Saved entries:
========================================
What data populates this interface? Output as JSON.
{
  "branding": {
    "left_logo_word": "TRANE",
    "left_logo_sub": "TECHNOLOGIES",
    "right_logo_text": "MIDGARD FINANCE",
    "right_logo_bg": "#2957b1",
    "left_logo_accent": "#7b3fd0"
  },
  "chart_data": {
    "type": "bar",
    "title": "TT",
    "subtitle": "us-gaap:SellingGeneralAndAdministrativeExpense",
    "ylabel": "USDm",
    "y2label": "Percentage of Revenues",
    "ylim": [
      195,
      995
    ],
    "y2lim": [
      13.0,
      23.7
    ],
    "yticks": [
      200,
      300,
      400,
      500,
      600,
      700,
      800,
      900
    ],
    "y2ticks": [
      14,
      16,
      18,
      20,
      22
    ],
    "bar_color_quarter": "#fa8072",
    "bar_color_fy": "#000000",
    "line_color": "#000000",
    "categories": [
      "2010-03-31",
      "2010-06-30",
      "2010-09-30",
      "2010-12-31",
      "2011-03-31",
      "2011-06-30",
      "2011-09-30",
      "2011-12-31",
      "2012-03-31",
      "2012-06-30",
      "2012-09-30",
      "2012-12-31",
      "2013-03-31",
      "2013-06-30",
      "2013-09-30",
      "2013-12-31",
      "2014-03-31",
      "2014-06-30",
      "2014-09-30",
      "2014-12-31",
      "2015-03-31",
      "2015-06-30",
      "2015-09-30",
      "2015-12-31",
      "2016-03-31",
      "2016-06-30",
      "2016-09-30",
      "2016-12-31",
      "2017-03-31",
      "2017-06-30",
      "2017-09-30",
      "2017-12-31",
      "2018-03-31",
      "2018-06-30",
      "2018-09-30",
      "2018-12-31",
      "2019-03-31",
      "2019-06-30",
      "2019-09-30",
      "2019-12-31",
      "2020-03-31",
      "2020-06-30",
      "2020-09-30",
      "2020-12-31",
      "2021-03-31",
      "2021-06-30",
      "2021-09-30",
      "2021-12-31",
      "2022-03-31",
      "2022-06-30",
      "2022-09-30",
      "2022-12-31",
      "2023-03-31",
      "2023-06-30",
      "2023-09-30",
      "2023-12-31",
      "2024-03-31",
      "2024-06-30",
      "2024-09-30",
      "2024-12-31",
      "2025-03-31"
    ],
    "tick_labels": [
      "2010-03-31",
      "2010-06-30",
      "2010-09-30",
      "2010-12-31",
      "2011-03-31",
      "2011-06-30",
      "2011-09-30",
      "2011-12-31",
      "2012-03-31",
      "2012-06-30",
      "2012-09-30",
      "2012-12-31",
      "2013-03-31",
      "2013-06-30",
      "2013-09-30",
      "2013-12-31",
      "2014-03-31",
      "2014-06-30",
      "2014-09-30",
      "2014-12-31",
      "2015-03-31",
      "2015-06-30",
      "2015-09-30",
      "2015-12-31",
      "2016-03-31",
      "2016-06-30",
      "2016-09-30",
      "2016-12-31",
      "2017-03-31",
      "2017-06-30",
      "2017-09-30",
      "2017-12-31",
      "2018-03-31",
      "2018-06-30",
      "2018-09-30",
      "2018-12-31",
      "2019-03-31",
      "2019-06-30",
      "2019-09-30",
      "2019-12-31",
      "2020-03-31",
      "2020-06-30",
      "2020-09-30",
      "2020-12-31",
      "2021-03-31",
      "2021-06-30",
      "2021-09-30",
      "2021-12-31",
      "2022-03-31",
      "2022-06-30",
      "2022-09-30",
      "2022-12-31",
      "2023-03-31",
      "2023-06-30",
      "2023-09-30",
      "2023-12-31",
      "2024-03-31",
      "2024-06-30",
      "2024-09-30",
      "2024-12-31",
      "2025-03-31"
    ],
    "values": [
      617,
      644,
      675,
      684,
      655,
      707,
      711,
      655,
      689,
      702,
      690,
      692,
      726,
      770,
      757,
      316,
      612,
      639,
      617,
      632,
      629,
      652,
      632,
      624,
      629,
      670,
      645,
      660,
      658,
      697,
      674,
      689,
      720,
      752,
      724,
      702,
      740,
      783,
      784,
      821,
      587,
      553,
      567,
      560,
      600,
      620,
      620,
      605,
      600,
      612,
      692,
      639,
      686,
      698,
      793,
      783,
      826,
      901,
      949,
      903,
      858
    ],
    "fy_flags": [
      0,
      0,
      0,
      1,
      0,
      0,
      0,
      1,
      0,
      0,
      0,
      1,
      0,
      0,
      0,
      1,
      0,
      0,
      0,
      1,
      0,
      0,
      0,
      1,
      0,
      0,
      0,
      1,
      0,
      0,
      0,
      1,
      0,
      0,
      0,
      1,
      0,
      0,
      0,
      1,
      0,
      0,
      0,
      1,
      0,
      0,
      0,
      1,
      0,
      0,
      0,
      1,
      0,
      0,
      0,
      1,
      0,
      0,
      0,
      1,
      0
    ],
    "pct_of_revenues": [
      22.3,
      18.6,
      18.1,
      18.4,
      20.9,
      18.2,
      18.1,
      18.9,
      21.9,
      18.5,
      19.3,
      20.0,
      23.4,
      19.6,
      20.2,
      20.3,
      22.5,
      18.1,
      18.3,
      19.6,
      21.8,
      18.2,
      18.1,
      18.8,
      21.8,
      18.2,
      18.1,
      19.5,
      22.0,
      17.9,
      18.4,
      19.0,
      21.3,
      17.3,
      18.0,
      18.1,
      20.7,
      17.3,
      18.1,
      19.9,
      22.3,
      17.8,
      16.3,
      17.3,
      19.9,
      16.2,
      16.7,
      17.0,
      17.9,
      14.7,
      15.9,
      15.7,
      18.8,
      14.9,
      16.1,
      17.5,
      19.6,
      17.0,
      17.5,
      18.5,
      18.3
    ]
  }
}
========================================
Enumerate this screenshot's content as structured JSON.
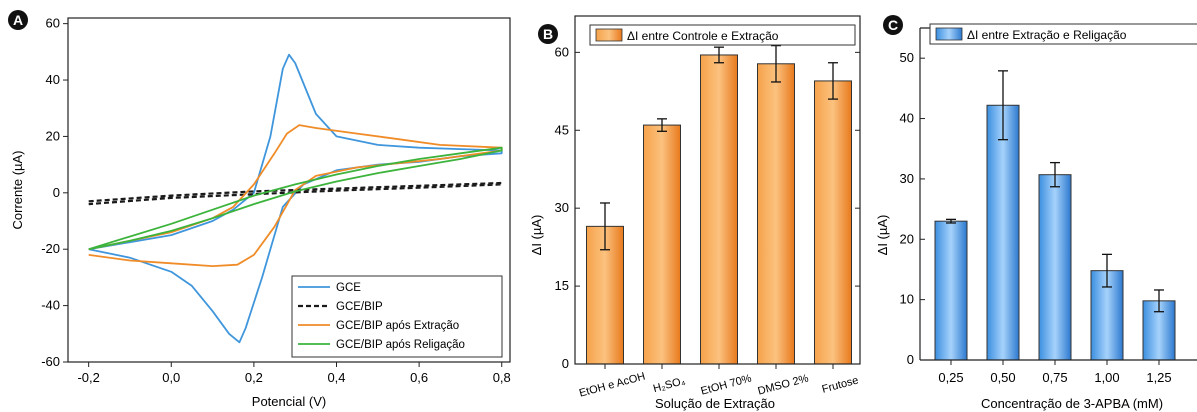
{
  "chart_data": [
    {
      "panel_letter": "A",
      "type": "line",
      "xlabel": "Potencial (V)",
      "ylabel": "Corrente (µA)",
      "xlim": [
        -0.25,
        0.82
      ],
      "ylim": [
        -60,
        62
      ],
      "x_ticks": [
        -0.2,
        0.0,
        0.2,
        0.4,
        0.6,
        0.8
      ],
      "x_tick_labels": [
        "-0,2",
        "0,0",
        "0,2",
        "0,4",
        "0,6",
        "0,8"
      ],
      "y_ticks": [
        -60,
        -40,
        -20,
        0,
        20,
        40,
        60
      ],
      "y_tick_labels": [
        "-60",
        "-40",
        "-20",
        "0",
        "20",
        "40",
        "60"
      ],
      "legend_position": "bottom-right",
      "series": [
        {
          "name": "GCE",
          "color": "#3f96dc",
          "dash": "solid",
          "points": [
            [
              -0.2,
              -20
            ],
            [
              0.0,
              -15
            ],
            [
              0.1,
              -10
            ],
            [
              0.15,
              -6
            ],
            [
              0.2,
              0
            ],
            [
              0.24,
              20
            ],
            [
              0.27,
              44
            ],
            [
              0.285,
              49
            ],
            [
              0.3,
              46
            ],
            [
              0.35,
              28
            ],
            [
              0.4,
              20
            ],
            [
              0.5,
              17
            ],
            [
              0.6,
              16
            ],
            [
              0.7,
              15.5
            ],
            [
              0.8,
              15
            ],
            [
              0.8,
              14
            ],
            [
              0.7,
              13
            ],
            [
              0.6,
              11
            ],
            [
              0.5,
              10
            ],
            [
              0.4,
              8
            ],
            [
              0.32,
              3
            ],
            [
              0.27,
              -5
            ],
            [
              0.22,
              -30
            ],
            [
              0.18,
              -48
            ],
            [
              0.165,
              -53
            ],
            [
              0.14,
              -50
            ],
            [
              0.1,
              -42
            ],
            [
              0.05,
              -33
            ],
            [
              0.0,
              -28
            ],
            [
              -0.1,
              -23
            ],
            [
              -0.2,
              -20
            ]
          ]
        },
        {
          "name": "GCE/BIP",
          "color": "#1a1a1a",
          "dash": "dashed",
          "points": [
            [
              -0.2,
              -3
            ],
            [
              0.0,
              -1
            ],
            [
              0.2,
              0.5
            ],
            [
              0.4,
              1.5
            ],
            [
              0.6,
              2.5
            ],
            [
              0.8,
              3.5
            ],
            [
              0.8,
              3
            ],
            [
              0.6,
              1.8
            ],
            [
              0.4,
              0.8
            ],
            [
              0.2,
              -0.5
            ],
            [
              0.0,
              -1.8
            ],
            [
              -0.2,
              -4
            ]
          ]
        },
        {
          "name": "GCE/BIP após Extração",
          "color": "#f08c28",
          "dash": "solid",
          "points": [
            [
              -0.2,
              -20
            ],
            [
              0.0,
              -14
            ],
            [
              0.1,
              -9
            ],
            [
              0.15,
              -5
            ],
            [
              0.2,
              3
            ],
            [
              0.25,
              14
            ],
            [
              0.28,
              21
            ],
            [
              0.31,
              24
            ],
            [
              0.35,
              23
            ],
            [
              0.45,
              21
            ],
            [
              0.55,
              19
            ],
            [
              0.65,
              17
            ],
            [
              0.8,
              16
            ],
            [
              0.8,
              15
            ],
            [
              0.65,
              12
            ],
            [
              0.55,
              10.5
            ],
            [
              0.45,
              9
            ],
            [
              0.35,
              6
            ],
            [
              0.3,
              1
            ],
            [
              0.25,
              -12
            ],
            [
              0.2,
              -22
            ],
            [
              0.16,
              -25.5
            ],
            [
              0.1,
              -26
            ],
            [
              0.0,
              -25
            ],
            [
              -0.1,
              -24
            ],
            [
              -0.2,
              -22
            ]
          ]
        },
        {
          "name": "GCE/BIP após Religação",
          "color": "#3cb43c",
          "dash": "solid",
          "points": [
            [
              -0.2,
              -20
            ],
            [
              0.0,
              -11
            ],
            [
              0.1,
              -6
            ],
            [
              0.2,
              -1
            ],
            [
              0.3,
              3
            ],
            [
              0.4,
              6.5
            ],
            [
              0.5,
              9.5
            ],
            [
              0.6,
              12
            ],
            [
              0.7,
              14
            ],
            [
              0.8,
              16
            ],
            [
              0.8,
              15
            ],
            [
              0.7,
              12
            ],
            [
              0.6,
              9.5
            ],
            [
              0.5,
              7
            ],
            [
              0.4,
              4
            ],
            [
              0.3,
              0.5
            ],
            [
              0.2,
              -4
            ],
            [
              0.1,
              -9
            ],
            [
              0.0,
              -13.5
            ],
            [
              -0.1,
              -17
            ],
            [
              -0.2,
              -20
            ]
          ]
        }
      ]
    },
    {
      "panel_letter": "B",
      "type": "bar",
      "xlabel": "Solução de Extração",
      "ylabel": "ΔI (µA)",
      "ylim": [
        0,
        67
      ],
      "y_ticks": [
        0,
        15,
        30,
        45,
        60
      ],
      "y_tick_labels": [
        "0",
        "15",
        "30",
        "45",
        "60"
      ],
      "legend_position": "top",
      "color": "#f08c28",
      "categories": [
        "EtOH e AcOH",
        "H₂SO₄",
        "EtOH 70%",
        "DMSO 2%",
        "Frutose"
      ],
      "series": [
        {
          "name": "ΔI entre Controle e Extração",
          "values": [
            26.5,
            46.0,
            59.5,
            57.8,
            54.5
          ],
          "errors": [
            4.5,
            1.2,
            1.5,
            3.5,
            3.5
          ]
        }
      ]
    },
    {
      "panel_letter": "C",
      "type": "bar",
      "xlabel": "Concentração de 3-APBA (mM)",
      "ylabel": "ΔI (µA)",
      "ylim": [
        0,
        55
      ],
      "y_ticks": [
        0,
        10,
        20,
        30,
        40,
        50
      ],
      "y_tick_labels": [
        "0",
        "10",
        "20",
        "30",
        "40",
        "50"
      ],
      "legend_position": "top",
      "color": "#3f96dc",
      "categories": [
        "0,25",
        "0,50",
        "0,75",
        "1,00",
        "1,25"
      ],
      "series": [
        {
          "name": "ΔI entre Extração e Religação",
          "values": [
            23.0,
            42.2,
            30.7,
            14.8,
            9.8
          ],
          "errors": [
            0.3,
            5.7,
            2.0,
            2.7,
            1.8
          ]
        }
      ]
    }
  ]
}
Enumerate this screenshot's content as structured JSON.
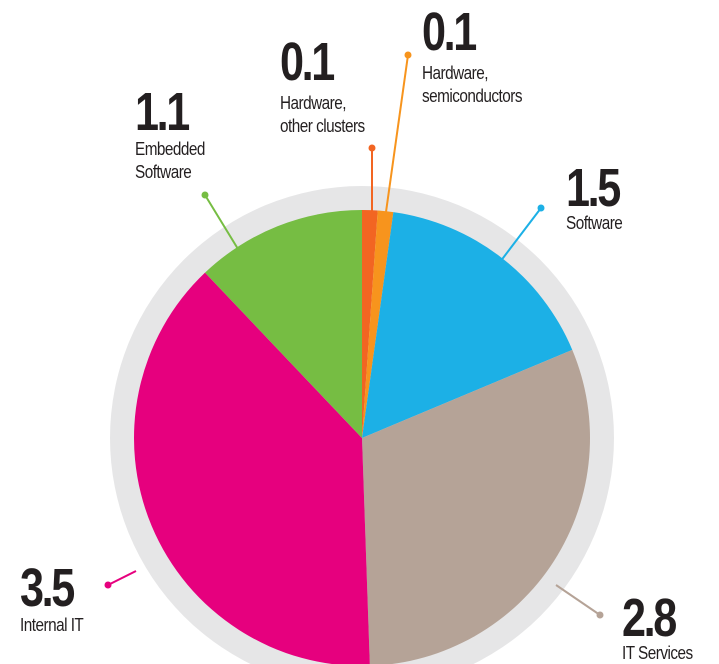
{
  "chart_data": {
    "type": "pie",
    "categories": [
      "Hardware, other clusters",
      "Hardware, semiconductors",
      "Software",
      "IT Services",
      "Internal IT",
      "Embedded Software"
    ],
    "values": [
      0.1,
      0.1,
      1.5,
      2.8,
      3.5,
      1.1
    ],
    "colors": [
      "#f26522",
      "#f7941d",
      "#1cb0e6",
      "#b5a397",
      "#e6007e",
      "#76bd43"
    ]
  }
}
========================================
[AIM]: Gather each line in the data that holds the string "Hardware".

[THE REPLY]:
      "Hardware, other clusters",
      "Hardware, semiconductors",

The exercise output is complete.